REQUEST: Tell how many lines in the data below hold the string "Restore"; give nothing but the number.

MATERIAL FOR THIS TASK:
**********

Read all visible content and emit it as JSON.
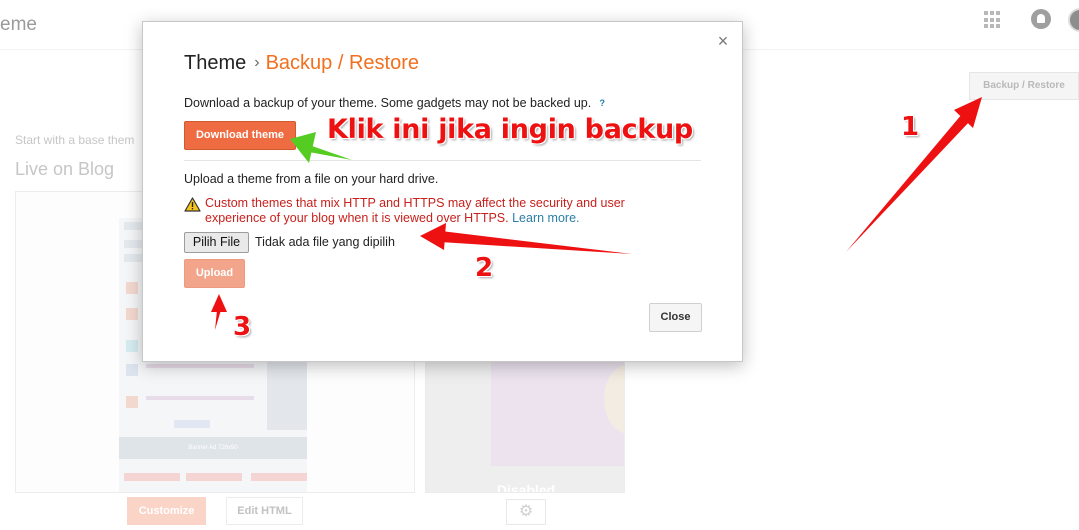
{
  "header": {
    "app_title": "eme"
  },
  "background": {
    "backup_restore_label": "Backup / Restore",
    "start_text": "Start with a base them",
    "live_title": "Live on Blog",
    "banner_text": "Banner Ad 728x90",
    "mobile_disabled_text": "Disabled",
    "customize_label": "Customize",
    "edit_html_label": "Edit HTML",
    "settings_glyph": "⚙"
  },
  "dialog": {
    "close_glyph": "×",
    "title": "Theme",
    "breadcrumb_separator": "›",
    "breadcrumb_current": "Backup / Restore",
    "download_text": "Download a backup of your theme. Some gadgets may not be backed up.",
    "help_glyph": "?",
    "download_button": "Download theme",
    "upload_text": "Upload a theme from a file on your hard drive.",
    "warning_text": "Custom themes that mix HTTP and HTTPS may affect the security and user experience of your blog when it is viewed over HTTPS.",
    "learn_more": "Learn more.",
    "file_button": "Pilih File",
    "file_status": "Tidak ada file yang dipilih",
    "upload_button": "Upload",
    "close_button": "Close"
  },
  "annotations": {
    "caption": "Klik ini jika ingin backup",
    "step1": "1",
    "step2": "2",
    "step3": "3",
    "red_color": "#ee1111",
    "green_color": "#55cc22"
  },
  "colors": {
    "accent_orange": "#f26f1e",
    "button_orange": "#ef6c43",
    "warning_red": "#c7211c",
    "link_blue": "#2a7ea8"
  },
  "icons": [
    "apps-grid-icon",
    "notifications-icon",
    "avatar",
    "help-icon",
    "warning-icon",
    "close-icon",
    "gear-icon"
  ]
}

**********

EXPECTED OUTPUT: 2